Return only the number of lines that hold "from".

◆ SUPPLIED ENTRIES:

>>>>>

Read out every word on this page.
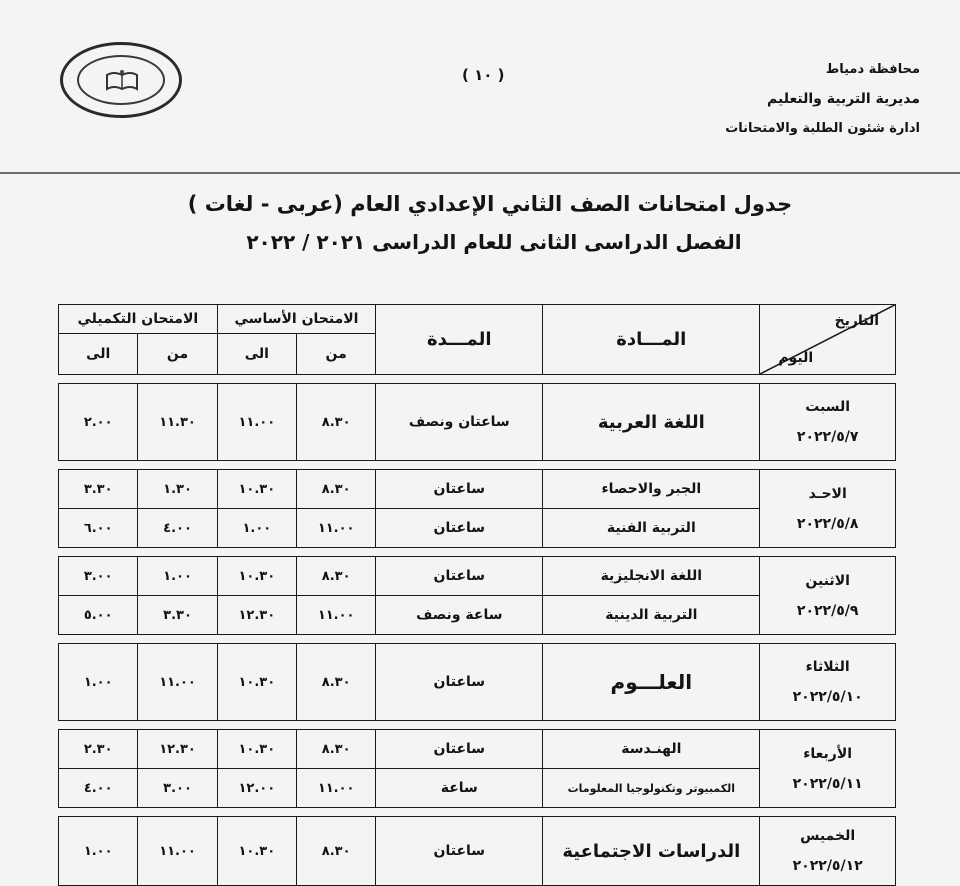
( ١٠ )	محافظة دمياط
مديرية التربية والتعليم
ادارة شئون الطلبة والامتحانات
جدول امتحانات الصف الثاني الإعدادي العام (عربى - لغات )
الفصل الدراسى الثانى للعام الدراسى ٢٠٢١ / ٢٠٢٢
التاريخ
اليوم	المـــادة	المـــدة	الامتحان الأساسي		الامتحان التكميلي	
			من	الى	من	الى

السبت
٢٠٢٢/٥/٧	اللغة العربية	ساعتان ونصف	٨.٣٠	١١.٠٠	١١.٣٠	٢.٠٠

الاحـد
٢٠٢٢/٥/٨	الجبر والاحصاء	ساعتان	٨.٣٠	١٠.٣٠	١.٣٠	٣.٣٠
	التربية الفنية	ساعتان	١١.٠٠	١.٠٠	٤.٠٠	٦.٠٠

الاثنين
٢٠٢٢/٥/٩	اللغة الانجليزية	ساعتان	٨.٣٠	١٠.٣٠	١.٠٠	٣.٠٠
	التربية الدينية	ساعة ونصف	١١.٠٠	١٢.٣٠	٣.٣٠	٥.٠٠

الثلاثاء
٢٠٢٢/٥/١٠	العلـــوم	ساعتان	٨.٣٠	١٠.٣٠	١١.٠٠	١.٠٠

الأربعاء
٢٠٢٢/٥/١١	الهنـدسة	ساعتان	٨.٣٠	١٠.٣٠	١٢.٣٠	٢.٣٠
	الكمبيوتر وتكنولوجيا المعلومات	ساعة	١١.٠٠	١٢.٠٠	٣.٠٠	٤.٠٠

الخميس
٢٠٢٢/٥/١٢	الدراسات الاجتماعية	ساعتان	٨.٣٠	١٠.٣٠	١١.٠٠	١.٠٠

<<<<<
>>>>>

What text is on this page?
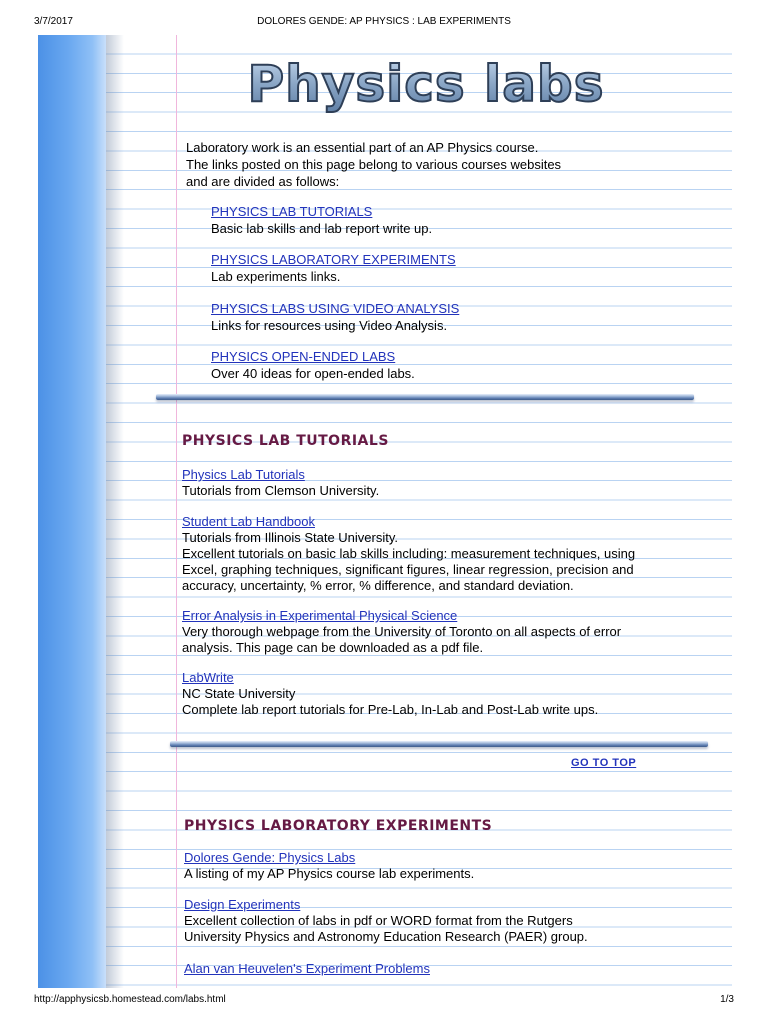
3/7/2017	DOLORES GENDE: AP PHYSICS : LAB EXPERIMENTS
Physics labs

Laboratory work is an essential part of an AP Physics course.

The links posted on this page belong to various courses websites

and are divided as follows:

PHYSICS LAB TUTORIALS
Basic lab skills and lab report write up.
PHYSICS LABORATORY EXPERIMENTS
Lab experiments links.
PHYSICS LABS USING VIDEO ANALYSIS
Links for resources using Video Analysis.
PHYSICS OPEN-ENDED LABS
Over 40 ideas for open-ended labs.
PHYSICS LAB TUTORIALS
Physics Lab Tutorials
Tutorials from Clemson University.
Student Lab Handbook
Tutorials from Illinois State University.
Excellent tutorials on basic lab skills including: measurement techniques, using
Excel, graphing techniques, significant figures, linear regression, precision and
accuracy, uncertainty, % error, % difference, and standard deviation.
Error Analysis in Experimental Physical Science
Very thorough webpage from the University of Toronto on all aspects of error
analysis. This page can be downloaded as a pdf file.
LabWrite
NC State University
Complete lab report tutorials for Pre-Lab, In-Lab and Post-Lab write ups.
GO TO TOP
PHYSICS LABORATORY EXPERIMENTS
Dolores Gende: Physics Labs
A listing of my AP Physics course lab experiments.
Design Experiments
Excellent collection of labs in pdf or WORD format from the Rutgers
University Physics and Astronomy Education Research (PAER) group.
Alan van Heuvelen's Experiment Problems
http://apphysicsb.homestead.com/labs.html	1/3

<<<<<
>>>>>

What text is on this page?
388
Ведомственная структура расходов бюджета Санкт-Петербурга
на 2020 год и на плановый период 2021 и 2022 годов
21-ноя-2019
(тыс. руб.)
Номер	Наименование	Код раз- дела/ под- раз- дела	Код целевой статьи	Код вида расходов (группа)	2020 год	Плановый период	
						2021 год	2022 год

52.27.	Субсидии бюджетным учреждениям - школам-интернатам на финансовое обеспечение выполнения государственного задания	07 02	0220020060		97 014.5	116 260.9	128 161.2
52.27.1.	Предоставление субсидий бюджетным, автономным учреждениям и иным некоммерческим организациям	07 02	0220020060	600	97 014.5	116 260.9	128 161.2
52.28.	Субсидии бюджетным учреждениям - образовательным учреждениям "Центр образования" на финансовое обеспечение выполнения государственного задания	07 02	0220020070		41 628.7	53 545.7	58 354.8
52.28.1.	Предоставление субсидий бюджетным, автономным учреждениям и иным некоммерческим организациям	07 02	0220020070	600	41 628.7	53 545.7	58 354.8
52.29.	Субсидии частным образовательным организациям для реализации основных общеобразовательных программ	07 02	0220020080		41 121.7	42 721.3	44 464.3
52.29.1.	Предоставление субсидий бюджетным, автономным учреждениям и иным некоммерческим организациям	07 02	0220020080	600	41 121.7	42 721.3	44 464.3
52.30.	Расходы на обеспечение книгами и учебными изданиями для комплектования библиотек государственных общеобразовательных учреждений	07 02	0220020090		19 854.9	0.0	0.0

<<<<<

◆ ANSWER TO THE PROBLEM:
4